■ **Exercise material**
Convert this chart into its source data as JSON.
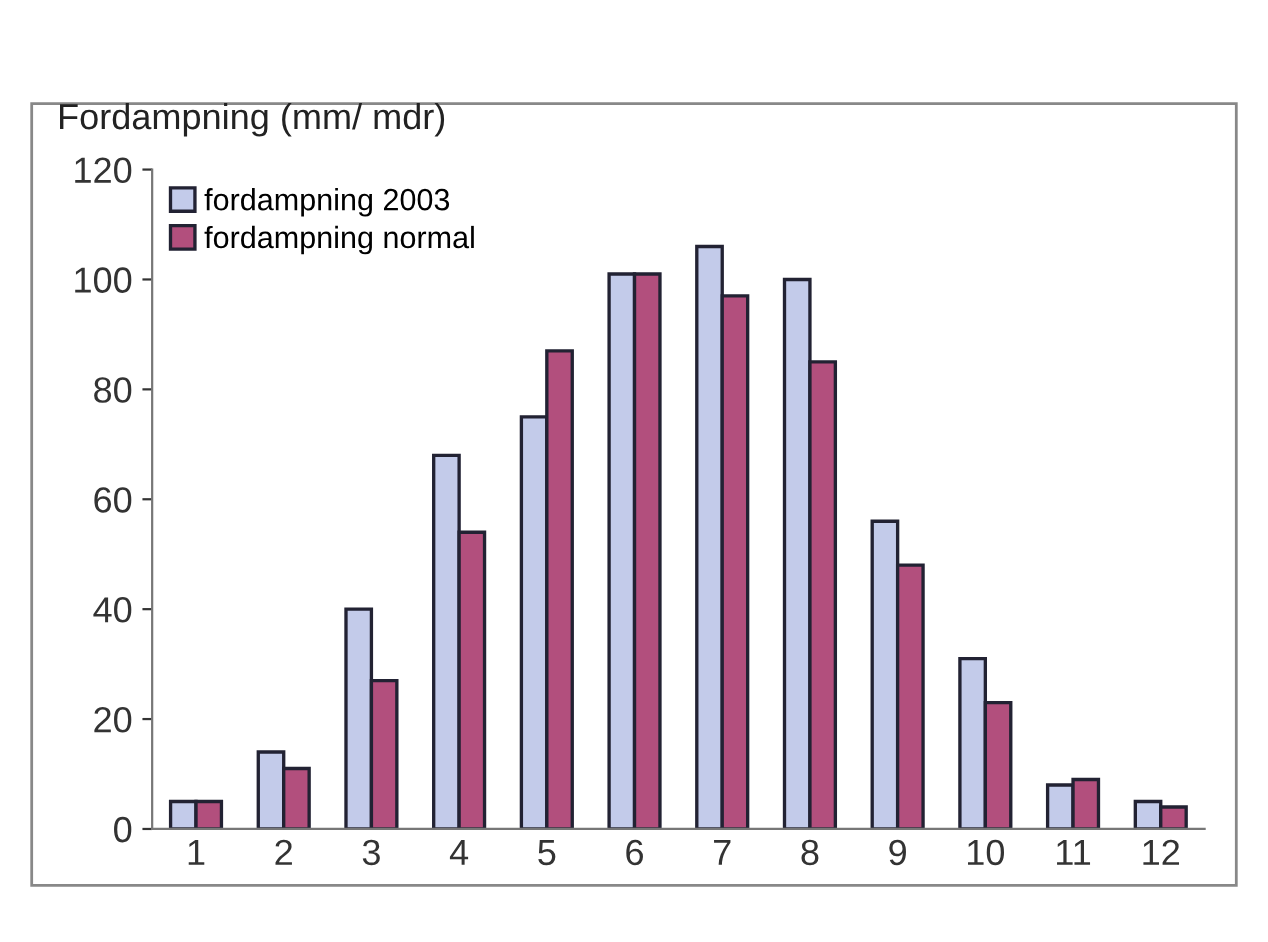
{
  "chart_data": {
    "type": "bar",
    "ylabel": "Fordampning (mm/ mdr)",
    "categories": [
      "1",
      "2",
      "3",
      "4",
      "5",
      "6",
      "7",
      "8",
      "9",
      "10",
      "11",
      "12"
    ],
    "series": [
      {
        "name": "fordampning 2003",
        "color": "#c3cbea",
        "values": [
          5,
          14,
          40,
          68,
          75,
          101,
          106,
          100,
          56,
          31,
          8,
          5
        ]
      },
      {
        "name": "fordampning normal",
        "color": "#b24f7d",
        "values": [
          5,
          11,
          27,
          54,
          87,
          101,
          97,
          85,
          48,
          23,
          9,
          4
        ]
      }
    ],
    "ylim": [
      0,
      120
    ],
    "yticks": [
      0,
      20,
      40,
      60,
      80,
      100,
      120
    ],
    "grid": false,
    "legend": "top left"
  }
}
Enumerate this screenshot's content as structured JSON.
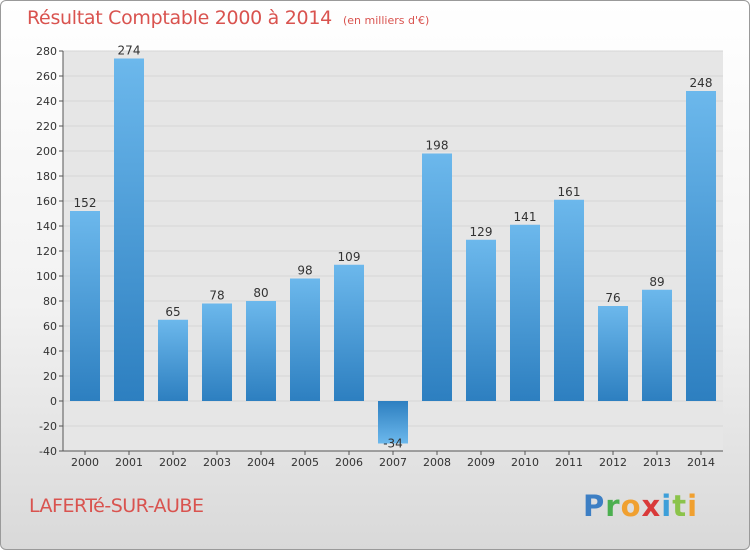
{
  "title": "Résultat Comptable 2000 à 2014",
  "subtitle": "(en milliers d'€)",
  "commune": "LAFERTé-SUR-AUBE",
  "logo": {
    "text": "Proxiti",
    "letters": [
      {
        "ch": "P",
        "color": "#3d7fc4"
      },
      {
        "ch": "r",
        "color": "#4caf50"
      },
      {
        "ch": "o",
        "color": "#f0a030"
      },
      {
        "ch": "x",
        "color": "#d93a3a"
      },
      {
        "ch": "i",
        "color": "#3d9fd9"
      },
      {
        "ch": "t",
        "color": "#8bc34a"
      },
      {
        "ch": "i",
        "color": "#f0a030"
      }
    ]
  },
  "chart_data": {
    "type": "bar",
    "title": "Résultat Comptable 2000 à 2014",
    "xlabel": "",
    "ylabel": "",
    "categories": [
      "2000",
      "2001",
      "2002",
      "2003",
      "2004",
      "2005",
      "2006",
      "2007",
      "2008",
      "2009",
      "2010",
      "2011",
      "2012",
      "2013",
      "2014"
    ],
    "values": [
      152,
      274,
      65,
      78,
      80,
      98,
      109,
      -34,
      198,
      129,
      141,
      161,
      76,
      89,
      248
    ],
    "ylim": [
      -40,
      280
    ],
    "yticks": [
      -40,
      -20,
      0,
      20,
      40,
      60,
      80,
      100,
      120,
      140,
      160,
      180,
      200,
      220,
      240,
      260,
      280
    ],
    "grid": true,
    "colors": {
      "bar_light": "#6cb8ec",
      "bar_dark": "#2d7fc0",
      "grid": "#d6d6d6",
      "plot_bg": "#e6e6e6"
    }
  }
}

■ **Stated exercise**
Write out all the entries again, word for word, and print no images.

■ **Correct result**
Convert this chart into its source data as JSON.
{
  "chart_data": {
    "type": "bar",
    "ylabel": "Fordampning (mm/ mdr)",
    "categories": [
      "1",
      "2",
      "3",
      "4",
      "5",
      "6",
      "7",
      "8",
      "9",
      "10",
      "11",
      "12"
    ],
    "series": [
      {
        "name": "fordampning 2003",
        "color": "#c3cbea",
        "values": [
          5,
          14,
          40,
          68,
          75,
          101,
          106,
          100,
          56,
          31,
          8,
          5
        ]
      },
      {
        "name": "fordampning normal",
        "color": "#b24f7d",
        "values": [
          5,
          11,
          27,
          54,
          87,
          101,
          97,
          85,
          48,
          23,
          9,
          4
        ]
      }
    ],
    "ylim": [
      0,
      120
    ],
    "yticks": [
      0,
      20,
      40,
      60,
      80,
      100,
      120
    ],
    "grid": false,
    "legend": "top left"
  }
}
Enumerate this screenshot's content as structured JSON.
{
  "title": "Résultat Comptable 2000 à 2014",
  "subtitle": "(en milliers d'€)",
  "commune": "LAFERTé-SUR-AUBE",
  "logo": {
    "text": "Proxiti",
    "letters": [
      {
        "ch": "P",
        "color": "#3d7fc4"
      },
      {
        "ch": "r",
        "color": "#4caf50"
      },
      {
        "ch": "o",
        "color": "#f0a030"
      },
      {
        "ch": "x",
        "color": "#d93a3a"
      },
      {
        "ch": "i",
        "color": "#3d9fd9"
      },
      {
        "ch": "t",
        "color": "#8bc34a"
      },
      {
        "ch": "i",
        "color": "#f0a030"
      }
    ]
  },
  "chart_data": {
    "type": "bar",
    "title": "Résultat Comptable 2000 à 2014",
    "xlabel": "",
    "ylabel": "",
    "categories": [
      "2000",
      "2001",
      "2002",
      "2003",
      "2004",
      "2005",
      "2006",
      "2007",
      "2008",
      "2009",
      "2010",
      "2011",
      "2012",
      "2013",
      "2014"
    ],
    "values": [
      152,
      274,
      65,
      78,
      80,
      98,
      109,
      -34,
      198,
      129,
      141,
      161,
      76,
      89,
      248
    ],
    "ylim": [
      -40,
      280
    ],
    "yticks": [
      -40,
      -20,
      0,
      20,
      40,
      60,
      80,
      100,
      120,
      140,
      160,
      180,
      200,
      220,
      240,
      260,
      280
    ],
    "grid": true,
    "colors": {
      "bar_light": "#6cb8ec",
      "bar_dark": "#2d7fc0",
      "grid": "#d6d6d6",
      "plot_bg": "#e6e6e6"
    }
  }
}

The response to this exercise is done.